▸ EXTRACTED RECORDS:
╔══

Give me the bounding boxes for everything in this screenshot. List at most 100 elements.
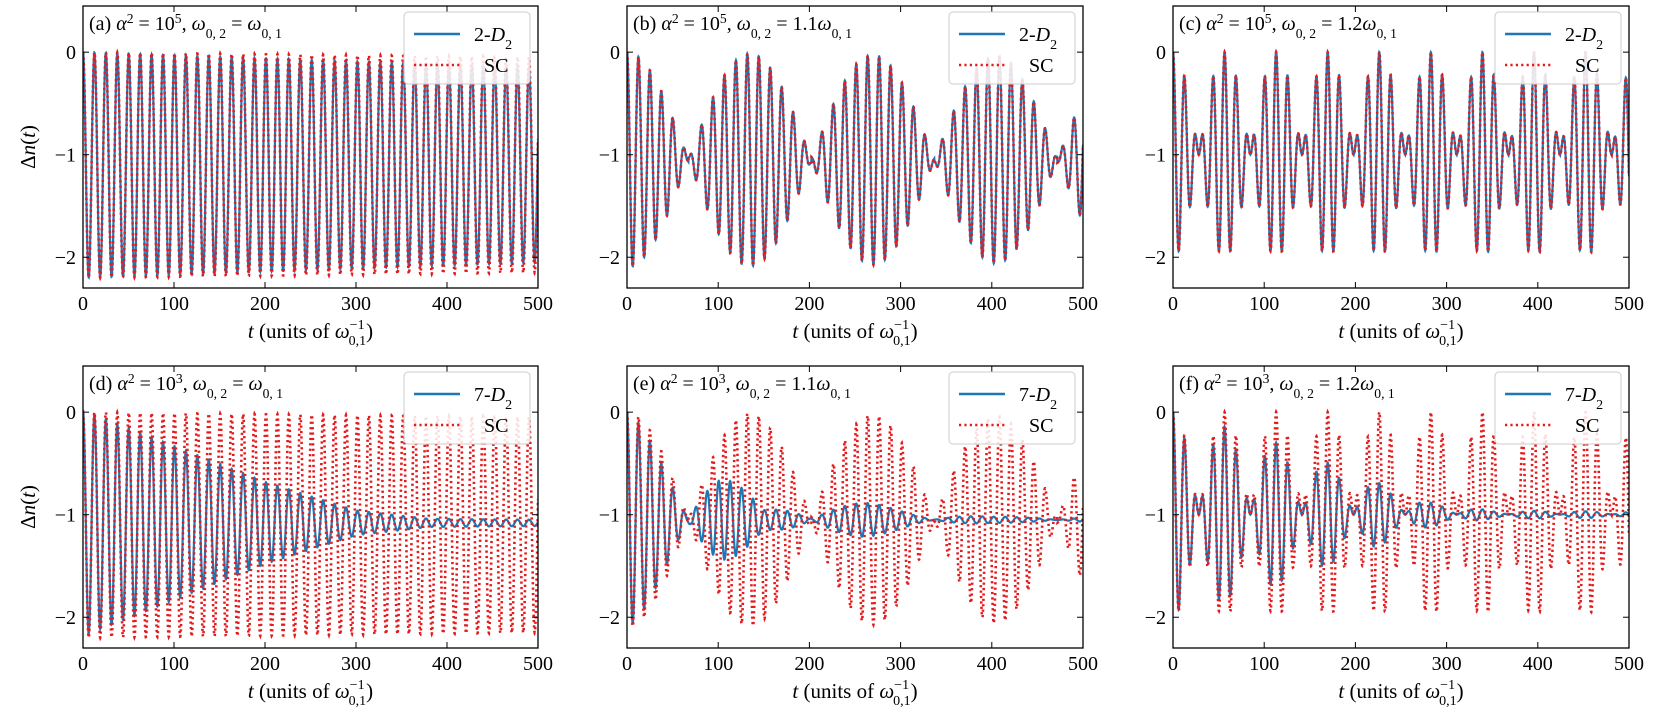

╚══
╔══

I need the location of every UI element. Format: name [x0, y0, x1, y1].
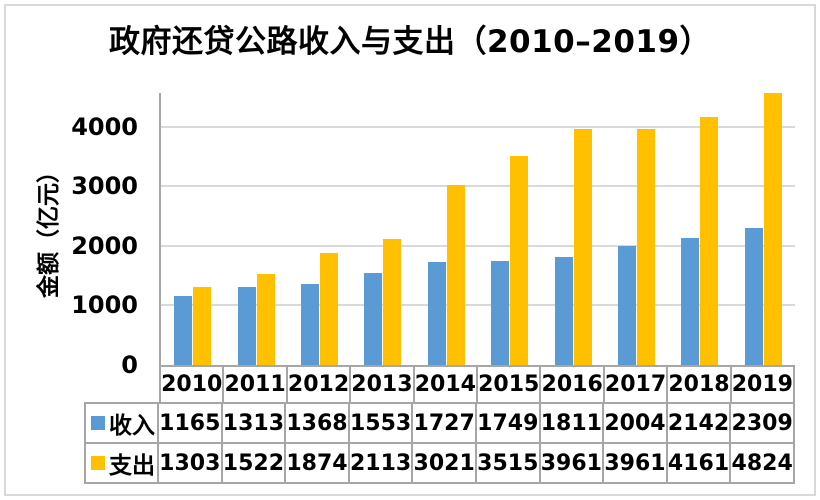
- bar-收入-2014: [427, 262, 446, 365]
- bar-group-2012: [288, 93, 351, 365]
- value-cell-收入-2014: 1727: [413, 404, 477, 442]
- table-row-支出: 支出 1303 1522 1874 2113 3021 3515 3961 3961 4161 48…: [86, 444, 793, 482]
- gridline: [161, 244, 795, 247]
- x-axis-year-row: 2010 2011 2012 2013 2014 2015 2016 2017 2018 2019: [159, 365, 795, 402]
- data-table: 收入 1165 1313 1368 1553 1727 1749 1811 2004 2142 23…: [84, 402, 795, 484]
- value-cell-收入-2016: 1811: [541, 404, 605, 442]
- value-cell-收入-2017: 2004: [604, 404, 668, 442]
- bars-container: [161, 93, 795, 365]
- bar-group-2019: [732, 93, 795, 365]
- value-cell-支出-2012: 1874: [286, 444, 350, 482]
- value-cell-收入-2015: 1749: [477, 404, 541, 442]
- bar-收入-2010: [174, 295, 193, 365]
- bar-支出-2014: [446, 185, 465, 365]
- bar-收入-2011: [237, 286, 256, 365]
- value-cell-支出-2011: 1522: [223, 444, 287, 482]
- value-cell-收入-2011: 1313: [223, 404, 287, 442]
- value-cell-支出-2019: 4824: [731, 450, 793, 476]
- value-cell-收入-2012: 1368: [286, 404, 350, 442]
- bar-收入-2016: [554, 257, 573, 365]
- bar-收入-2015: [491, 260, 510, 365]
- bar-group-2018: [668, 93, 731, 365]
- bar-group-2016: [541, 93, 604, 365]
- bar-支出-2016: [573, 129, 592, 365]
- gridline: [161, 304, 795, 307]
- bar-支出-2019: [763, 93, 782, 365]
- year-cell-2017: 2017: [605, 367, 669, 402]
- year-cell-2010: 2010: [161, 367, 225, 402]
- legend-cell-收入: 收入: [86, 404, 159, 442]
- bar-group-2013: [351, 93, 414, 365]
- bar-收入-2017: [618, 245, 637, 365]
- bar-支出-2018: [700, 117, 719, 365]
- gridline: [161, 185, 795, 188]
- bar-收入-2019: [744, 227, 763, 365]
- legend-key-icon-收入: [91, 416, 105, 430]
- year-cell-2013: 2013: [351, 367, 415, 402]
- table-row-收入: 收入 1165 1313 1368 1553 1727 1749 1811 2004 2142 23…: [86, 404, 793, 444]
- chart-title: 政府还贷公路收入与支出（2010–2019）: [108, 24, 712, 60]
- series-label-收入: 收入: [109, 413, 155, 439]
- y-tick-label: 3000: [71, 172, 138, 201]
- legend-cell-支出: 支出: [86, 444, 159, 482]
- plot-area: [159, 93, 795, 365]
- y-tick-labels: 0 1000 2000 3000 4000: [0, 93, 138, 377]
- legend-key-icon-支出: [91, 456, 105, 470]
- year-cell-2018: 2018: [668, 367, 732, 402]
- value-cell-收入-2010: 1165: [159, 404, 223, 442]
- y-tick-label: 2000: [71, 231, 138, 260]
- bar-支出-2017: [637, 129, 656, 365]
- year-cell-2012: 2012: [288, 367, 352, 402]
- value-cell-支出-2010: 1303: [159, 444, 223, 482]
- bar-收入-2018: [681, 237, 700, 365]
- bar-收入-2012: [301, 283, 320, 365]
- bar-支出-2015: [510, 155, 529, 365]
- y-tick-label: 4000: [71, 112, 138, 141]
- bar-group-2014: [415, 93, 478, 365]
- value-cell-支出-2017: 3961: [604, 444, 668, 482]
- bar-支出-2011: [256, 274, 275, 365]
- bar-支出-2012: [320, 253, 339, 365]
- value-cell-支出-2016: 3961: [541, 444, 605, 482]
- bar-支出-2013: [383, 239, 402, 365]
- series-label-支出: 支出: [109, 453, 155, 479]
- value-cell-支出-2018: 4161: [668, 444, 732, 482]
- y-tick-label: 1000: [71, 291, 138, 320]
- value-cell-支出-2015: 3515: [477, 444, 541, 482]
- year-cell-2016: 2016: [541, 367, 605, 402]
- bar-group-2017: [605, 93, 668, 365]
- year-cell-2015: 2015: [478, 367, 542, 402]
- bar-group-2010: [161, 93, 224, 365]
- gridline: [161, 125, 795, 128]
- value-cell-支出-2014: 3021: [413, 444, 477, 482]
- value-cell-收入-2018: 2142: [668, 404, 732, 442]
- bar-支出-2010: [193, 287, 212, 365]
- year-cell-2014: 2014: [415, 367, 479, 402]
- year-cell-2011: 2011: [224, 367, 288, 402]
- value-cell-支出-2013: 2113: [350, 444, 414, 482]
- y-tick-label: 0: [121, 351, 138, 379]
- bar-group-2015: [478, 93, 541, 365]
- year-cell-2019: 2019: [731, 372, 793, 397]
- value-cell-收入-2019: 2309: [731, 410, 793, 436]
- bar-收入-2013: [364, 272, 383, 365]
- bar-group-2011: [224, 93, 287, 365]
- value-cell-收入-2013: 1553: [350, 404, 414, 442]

╚══

Copy the items from the line with "I need the location" to the line with "- x-axis-year-row: 2010", renaming "gridline" to "grid-line" and keeping everything else the same. Leave the picture out.

I need the location of every UI element. Format: name [x0, y0, x1, y1].
- bar-收入-2014: [427, 262, 446, 365]
- bar-group-2012: [288, 93, 351, 365]
- value-cell-收入-2014: 1727: [413, 404, 477, 442]
- table-row-支出: 支出 1303 1522 1874 2113 3021 3515 3961 3961 4161 48…: [86, 444, 793, 482]
- grid-line: [161, 244, 795, 247]
- x-axis-year-row: 2010 2011 2012 2013 2014 2015 2016 2017 2018 2019: [159, 365, 795, 402]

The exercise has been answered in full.